** START RAW DATA **

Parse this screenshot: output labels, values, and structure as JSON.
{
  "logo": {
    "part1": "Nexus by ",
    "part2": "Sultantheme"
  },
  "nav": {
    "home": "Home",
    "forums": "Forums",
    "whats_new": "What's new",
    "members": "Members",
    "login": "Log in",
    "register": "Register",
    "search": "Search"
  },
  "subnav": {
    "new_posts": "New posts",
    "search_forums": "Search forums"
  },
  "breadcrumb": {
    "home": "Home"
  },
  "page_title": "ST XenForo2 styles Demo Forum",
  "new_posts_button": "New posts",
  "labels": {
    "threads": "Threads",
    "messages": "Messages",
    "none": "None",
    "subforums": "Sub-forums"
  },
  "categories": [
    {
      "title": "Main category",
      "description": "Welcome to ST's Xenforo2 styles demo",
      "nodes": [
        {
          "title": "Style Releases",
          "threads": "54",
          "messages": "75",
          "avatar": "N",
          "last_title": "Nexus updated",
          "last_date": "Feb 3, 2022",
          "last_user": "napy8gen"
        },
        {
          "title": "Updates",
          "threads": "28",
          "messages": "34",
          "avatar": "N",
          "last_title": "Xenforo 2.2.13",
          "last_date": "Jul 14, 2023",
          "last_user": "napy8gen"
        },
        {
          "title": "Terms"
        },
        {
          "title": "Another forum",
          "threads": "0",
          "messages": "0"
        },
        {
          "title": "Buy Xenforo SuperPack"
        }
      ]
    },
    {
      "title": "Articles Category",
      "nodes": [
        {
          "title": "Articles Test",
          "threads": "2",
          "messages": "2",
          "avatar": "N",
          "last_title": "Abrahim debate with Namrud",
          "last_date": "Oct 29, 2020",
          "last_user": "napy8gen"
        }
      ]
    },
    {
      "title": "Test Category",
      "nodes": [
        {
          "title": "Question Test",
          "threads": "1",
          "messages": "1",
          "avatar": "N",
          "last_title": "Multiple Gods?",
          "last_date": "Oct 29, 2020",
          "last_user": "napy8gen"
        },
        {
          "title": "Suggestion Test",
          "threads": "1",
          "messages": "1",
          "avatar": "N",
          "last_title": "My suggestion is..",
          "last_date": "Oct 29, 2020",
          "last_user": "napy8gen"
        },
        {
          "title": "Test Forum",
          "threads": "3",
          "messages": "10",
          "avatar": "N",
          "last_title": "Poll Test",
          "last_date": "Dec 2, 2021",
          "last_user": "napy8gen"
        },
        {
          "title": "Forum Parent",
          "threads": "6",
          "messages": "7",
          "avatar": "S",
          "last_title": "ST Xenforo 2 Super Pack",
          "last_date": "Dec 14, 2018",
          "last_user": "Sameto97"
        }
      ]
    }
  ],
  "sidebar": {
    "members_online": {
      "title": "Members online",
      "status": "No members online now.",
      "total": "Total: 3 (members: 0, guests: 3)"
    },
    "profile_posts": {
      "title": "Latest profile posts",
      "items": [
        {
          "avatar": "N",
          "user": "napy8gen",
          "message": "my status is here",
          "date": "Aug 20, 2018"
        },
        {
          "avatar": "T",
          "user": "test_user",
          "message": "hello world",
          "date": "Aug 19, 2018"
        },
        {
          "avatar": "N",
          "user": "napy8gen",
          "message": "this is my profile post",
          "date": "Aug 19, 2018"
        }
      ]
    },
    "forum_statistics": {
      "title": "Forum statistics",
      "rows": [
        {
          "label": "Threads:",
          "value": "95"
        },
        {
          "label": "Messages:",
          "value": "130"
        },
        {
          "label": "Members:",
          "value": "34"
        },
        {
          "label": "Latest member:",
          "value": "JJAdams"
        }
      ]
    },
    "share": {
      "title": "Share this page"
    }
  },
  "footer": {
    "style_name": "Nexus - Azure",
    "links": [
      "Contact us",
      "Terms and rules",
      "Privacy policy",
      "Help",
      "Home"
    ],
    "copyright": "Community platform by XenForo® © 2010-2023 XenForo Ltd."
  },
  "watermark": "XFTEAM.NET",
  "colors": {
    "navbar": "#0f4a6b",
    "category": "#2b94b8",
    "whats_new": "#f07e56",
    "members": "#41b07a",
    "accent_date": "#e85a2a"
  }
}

** END RAW DATA **

## [TASK DIRECTIONS]
Print the whole listing again, exactly.

## [OUTPUT OF THE EXERCISE]
Parse this screenshot: output labels, values, and structure as JSON.
{
  "logo": {
    "part1": "Nexus by ",
    "part2": "Sultantheme"
  },
  "nav": {
    "home": "Home",
    "forums": "Forums",
    "whats_new": "What's new",
    "members": "Members",
    "login": "Log in",
    "register": "Register",
    "search": "Search"
  },
  "subnav": {
    "new_posts": "New posts",
    "search_forums": "Search forums"
  },
  "breadcrumb": {
    "home": "Home"
  },
  "page_title": "ST XenForo2 styles Demo Forum",
  "new_posts_button": "New posts",
  "labels": {
    "threads": "Threads",
    "messages": "Messages",
    "none": "None",
    "subforums": "Sub-forums"
  },
  "categories": [
    {
      "title": "Main category",
      "description": "Welcome to ST's Xenforo2 styles demo",
      "nodes": [
        {
          "title": "Style Releases",
          "threads": "54",
          "messages": "75",
          "avatar": "N",
          "last_title": "Nexus updated",
          "last_date": "Feb 3, 2022",
          "last_user": "napy8gen"
        },
        {
          "title": "Updates",
          "threads": "28",
          "messages": "34",
          "avatar": "N",
          "last_title": "Xenforo 2.2.13",
          "last_date": "Jul 14, 2023",
          "last_user": "napy8gen"
        },
        {
          "title": "Terms"
        },
        {
          "title": "Another forum",
          "threads": "0",
          "messages": "0"
        },
        {
          "title": "Buy Xenforo SuperPack"
        }
      ]
    },
    {
      "title": "Articles Category",
      "nodes": [
        {
          "title": "Articles Test",
          "threads": "2",
          "messages": "2",
          "avatar": "N",
          "last_title": "Abrahim debate with Namrud",
          "last_date": "Oct 29, 2020",
          "last_user": "napy8gen"
        }
      ]
    },
    {
      "title": "Test Category",
      "nodes": [
        {
          "title": "Question Test",
          "threads": "1",
          "messages": "1",
          "avatar": "N",
          "last_title": "Multiple Gods?",
          "last_date": "Oct 29, 2020",
          "last_user": "napy8gen"
        },
        {
          "title": "Suggestion Test",
          "threads": "1",
          "messages": "1",
          "avatar": "N",
          "last_title": "My suggestion is..",
          "last_date": "Oct 29, 2020",
          "last_user": "napy8gen"
        },
        {
          "title": "Test Forum",
          "threads": "3",
          "messages": "10",
          "avatar": "N",
          "last_title": "Poll Test",
          "last_date": "Dec 2, 2021",
          "last_user": "napy8gen"
        },
        {
          "title": "Forum Parent",
          "threads": "6",
          "messages": "7",
          "avatar": "S",
          "last_title": "ST Xenforo 2 Super Pack",
          "last_date": "Dec 14, 2018",
          "last_user": "Sameto97"
        }
      ]
    }
  ],
  "sidebar": {
    "members_online": {
      "title": "Members online",
      "status": "No members online now.",
      "total": "Total: 3 (members: 0, guests: 3)"
    },
    "profile_posts": {
      "title": "Latest profile posts",
      "items": [
        {
          "avatar": "N",
          "user": "napy8gen",
          "message": "my status is here",
          "date": "Aug 20, 2018"
        },
        {
          "avatar": "T",
          "user": "test_user",
          "message": "hello world",
          "date": "Aug 19, 2018"
        },
        {
          "avatar": "N",
          "user": "napy8gen",
          "message": "this is my profile post",
          "date": "Aug 19, 2018"
        }
      ]
    },
    "forum_statistics": {
      "title": "Forum statistics",
      "rows": [
        {
          "label": "Threads:",
          "value": "95"
        },
        {
          "label": "Messages:",
          "value": "130"
        },
        {
          "label": "Members:",
          "value": "34"
        },
        {
          "label": "Latest member:",
          "value": "JJAdams"
        }
      ]
    },
    "share": {
      "title": "Share this page"
    }
  },
  "footer": {
    "style_name": "Nexus - Azure",
    "links": [
      "Contact us",
      "Terms and rules",
      "Privacy policy",
      "Help",
      "Home"
    ],
    "copyright": "Community platform by XenForo® © 2010-2023 XenForo Ltd."
  },
  "watermark": "XFTEAM.NET",
  "colors": {
    "navbar": "#0f4a6b",
    "category": "#2b94b8",
    "whats_new": "#f07e56",
    "members": "#41b07a",
    "accent_date": "#e85a2a"
  }
}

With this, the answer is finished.